▸ Task objective
Count how many lines include "consent" and answer with that number only.

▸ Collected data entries
+ + + + +

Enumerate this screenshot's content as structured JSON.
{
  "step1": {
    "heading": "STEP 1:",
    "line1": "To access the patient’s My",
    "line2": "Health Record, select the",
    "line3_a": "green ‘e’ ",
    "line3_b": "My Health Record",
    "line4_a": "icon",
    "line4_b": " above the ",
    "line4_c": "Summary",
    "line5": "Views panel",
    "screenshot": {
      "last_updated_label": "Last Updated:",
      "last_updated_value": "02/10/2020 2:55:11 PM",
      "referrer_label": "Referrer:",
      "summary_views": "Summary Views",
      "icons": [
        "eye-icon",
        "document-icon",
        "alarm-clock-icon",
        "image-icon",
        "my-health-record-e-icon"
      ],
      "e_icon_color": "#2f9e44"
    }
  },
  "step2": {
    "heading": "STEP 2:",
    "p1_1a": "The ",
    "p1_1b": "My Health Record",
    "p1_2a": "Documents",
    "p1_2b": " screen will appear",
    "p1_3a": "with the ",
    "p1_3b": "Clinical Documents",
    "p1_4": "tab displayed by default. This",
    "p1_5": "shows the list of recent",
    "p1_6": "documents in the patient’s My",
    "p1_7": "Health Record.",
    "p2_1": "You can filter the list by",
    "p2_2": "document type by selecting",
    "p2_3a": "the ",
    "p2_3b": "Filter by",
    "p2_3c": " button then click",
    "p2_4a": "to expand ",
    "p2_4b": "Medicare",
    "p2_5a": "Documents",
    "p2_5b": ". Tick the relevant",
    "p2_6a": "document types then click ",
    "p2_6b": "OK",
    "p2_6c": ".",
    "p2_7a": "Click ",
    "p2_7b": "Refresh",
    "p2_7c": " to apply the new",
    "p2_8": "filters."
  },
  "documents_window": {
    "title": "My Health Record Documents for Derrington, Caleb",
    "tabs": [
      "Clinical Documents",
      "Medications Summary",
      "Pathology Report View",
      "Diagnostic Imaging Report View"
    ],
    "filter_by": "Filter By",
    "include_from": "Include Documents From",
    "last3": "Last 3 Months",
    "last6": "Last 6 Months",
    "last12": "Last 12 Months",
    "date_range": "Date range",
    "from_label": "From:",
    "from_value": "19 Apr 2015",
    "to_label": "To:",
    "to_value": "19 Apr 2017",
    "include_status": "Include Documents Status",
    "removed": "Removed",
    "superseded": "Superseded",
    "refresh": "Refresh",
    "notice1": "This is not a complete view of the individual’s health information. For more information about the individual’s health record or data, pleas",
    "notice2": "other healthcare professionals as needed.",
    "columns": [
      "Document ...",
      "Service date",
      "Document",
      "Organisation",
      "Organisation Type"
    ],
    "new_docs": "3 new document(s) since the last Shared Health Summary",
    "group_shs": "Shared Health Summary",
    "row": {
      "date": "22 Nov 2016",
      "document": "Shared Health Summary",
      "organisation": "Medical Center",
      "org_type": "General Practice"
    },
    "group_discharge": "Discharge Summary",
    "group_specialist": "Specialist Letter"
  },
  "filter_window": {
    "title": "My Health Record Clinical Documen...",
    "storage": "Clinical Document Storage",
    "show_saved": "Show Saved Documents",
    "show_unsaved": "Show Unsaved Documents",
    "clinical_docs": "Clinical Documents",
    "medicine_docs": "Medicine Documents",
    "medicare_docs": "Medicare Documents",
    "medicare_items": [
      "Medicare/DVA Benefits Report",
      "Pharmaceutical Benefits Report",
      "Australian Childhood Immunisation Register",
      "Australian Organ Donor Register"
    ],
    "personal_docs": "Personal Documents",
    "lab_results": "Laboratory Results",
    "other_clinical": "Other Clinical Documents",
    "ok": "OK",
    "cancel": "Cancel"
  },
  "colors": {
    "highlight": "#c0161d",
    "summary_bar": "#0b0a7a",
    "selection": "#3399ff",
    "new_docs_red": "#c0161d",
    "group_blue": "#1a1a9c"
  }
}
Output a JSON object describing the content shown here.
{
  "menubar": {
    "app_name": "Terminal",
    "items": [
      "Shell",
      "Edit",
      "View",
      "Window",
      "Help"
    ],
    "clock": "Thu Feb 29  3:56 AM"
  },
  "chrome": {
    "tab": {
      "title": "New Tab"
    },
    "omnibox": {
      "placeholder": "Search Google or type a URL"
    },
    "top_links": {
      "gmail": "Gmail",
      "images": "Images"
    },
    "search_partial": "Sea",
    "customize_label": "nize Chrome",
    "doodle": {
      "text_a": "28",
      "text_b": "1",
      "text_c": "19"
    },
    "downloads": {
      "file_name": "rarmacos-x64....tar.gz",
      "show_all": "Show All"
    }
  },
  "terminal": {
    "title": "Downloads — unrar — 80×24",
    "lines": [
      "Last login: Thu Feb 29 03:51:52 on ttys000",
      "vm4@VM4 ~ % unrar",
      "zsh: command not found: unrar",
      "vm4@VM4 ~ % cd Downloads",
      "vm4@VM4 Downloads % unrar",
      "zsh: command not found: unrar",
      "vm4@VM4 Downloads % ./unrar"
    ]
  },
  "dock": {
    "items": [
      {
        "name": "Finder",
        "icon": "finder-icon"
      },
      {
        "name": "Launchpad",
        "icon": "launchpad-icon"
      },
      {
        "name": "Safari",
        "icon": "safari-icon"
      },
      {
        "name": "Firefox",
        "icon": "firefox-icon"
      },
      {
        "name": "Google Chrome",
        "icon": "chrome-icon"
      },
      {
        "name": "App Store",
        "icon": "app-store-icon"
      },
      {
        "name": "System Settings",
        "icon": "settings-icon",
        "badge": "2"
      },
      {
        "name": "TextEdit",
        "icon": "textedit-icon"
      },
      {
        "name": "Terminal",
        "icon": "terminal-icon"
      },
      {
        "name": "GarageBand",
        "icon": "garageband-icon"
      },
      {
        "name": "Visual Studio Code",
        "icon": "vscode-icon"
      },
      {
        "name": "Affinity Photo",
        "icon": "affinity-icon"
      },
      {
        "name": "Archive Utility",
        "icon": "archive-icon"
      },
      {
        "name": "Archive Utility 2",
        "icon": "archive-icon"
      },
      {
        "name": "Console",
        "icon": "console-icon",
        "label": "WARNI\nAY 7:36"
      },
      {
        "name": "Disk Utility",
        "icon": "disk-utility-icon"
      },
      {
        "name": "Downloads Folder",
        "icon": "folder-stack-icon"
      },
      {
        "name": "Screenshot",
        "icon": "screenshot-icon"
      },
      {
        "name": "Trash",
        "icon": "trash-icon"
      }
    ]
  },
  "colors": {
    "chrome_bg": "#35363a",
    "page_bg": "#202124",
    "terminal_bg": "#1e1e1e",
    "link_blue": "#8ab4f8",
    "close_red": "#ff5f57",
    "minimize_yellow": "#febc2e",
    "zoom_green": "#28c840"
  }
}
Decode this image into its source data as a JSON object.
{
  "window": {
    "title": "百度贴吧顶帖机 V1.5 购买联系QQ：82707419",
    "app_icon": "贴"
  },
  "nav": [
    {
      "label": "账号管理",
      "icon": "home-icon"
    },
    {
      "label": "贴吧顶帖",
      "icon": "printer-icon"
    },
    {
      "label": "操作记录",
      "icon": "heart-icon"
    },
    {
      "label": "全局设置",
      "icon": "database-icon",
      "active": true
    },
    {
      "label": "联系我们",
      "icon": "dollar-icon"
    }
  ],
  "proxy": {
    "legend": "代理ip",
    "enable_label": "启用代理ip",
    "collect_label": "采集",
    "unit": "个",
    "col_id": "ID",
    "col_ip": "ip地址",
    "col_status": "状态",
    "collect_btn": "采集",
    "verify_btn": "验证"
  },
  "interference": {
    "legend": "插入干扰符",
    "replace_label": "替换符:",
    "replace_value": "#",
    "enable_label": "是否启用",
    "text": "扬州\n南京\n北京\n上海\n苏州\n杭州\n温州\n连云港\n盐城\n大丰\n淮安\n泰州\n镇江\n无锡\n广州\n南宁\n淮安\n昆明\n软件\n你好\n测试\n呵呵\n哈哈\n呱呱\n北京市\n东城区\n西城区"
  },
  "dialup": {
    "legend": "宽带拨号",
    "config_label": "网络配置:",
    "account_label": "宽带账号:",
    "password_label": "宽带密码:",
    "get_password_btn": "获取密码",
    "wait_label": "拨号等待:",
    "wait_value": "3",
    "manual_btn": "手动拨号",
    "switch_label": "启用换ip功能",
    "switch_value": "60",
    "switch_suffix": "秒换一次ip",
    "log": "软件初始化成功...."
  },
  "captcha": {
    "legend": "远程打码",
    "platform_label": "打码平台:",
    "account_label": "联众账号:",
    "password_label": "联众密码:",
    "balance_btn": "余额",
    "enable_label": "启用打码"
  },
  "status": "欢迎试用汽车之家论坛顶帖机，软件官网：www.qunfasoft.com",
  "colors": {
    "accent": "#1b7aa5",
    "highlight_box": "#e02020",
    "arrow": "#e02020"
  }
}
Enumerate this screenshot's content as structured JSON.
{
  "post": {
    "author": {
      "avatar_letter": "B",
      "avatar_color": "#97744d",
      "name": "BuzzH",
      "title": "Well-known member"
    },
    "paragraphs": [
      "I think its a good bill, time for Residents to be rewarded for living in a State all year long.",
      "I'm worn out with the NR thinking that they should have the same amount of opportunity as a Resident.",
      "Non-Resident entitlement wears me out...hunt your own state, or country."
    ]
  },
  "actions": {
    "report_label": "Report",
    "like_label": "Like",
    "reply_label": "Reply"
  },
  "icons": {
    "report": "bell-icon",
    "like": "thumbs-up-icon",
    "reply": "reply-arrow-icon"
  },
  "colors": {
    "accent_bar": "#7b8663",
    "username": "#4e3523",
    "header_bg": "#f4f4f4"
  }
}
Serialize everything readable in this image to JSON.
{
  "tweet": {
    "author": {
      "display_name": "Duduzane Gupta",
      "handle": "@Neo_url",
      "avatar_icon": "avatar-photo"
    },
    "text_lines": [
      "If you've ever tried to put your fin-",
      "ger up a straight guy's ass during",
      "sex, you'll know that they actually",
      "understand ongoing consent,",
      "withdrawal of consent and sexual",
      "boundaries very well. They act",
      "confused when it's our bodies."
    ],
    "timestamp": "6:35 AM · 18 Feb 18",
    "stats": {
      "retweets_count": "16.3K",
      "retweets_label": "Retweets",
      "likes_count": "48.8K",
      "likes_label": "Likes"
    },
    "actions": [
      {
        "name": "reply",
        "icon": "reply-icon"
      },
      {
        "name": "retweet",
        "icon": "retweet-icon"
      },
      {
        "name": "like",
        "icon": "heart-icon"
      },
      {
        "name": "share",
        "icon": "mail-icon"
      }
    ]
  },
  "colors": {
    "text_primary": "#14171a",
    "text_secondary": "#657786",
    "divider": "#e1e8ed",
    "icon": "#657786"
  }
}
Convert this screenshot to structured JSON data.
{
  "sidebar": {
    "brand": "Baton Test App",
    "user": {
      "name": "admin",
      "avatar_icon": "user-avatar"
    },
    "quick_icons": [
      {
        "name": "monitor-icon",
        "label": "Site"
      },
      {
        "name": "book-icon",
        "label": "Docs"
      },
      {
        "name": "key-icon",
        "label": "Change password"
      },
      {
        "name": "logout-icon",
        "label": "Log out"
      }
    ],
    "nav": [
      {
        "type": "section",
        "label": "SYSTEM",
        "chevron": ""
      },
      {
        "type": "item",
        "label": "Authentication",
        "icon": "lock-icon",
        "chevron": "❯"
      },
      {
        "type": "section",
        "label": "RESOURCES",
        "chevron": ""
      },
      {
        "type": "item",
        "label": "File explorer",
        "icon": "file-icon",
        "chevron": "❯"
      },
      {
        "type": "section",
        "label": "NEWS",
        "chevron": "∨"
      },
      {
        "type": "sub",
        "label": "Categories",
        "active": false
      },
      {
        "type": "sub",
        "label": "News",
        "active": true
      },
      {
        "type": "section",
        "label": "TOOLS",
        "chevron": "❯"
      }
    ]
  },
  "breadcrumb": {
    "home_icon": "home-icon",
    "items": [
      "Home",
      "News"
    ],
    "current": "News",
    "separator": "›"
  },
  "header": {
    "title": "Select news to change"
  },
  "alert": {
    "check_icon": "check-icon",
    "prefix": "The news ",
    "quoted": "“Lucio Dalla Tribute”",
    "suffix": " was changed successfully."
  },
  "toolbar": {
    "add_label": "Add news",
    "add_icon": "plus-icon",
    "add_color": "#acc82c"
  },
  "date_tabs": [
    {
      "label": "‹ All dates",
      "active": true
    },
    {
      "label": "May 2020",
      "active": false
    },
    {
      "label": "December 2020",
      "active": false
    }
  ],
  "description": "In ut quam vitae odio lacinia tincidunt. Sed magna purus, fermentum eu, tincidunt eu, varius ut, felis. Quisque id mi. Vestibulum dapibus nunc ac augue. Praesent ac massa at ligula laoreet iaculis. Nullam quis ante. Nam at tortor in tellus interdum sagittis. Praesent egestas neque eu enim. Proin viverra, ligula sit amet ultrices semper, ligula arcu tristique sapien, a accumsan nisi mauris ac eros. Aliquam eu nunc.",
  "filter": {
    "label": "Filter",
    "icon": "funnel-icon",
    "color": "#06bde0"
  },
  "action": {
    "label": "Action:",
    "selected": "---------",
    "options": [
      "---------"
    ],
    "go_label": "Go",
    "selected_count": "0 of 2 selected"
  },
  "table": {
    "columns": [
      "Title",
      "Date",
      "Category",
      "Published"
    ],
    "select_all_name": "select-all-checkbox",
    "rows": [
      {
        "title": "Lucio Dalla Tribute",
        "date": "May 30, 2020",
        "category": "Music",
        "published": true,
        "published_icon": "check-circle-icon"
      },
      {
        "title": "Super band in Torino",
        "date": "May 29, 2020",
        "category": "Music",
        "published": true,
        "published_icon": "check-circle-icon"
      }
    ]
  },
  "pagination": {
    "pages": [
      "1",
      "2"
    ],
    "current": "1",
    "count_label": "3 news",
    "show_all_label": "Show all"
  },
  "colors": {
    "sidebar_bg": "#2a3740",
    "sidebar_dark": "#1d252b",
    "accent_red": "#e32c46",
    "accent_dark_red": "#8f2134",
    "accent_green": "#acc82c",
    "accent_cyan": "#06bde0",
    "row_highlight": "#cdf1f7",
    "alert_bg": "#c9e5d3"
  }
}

+ + + + +

▸ The result
2